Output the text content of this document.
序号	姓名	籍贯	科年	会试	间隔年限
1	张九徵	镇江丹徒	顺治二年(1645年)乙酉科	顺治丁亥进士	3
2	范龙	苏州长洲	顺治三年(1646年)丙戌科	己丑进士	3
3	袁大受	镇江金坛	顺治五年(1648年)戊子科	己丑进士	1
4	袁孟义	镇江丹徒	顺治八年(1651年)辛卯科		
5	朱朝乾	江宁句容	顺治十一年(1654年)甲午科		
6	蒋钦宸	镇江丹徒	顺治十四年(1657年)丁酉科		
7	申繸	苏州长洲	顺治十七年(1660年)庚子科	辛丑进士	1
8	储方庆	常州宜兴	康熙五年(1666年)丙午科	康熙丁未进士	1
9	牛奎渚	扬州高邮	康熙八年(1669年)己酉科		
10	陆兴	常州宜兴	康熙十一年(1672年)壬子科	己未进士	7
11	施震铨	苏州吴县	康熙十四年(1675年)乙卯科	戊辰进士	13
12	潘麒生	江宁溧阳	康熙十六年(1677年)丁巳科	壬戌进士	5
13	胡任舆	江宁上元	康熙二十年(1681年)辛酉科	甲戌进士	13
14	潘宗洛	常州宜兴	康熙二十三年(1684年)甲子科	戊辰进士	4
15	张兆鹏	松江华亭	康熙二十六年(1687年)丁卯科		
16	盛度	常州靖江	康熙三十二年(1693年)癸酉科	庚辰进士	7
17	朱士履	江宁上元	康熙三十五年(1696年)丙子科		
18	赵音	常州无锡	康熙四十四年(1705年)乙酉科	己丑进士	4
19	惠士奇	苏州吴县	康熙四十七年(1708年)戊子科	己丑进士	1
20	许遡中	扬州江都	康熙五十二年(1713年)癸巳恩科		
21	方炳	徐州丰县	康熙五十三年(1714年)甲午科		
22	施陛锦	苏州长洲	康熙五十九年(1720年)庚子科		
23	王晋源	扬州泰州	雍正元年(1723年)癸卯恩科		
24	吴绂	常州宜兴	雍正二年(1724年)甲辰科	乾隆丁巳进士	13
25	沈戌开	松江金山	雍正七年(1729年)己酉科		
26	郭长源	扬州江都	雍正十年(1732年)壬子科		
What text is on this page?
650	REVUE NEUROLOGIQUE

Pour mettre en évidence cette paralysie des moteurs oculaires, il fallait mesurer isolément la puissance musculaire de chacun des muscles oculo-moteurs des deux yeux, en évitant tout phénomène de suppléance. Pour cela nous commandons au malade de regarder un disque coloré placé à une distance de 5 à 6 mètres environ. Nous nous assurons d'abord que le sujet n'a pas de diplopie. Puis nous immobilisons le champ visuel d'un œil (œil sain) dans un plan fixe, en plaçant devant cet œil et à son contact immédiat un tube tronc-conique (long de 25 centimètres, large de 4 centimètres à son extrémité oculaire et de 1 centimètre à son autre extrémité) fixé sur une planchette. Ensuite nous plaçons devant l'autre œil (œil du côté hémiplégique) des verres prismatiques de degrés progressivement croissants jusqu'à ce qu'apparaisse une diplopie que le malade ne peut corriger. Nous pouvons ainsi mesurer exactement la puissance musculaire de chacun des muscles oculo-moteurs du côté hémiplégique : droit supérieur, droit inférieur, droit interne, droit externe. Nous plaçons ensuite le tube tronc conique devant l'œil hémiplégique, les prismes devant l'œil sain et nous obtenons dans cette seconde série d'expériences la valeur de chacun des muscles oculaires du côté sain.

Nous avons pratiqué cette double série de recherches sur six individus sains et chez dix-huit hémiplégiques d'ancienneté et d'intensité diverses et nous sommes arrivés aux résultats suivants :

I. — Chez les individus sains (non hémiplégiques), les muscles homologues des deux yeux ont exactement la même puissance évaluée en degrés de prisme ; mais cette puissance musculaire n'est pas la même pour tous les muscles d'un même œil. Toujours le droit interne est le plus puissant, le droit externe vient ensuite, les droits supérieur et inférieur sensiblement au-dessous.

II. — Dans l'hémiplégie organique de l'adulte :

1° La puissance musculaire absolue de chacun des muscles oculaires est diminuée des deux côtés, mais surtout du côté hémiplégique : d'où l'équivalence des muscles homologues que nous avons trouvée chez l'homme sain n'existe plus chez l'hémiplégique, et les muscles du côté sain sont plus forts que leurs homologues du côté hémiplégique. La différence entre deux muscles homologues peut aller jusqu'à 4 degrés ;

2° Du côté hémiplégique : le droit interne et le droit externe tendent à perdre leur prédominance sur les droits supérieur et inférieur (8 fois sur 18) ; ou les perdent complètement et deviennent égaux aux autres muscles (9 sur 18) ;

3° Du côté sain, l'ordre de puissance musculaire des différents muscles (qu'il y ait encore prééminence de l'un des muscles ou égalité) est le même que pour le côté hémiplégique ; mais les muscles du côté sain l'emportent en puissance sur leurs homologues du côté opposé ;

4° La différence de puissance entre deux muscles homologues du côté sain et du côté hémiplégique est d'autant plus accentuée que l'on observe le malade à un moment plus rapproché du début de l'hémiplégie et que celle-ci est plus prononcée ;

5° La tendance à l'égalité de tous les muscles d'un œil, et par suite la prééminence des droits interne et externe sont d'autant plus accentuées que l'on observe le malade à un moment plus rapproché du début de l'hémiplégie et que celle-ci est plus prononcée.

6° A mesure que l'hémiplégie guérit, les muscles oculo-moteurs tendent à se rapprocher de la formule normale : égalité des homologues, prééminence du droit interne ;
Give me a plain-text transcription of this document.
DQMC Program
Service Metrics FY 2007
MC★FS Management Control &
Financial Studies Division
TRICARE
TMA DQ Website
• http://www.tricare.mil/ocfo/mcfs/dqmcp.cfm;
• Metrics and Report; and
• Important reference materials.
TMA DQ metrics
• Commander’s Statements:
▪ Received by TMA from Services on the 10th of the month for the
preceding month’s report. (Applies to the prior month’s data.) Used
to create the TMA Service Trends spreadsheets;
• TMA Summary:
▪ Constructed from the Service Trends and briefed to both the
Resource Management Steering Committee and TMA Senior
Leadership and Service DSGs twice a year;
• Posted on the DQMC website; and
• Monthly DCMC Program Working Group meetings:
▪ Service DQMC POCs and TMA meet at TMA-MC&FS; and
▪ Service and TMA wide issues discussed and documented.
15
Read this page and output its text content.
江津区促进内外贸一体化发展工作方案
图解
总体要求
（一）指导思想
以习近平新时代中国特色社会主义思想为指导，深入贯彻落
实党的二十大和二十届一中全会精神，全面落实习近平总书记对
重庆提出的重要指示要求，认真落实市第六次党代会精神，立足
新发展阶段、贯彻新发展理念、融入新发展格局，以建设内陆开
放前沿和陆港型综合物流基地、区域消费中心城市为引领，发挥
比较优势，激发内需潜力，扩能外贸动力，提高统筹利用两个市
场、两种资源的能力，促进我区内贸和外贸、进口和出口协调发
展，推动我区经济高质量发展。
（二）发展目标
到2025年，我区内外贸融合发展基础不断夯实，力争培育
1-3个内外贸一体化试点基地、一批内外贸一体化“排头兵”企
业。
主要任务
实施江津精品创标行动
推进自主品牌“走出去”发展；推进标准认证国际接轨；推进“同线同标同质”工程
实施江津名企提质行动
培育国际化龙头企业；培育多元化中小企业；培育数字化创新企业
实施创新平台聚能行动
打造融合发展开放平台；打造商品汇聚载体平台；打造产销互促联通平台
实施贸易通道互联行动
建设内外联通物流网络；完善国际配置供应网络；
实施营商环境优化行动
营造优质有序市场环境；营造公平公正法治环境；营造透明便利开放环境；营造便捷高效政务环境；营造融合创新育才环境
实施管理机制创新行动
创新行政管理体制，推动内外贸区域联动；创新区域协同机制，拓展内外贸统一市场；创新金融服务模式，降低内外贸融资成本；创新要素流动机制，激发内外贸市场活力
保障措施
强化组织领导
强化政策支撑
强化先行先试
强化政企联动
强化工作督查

_Prompt_. Show the lines that mention the word "this".

_The result_.
Output the text content of this document.
What text is on this page?
Give me a plain-text transcription of this document.
Read this page and output its text content.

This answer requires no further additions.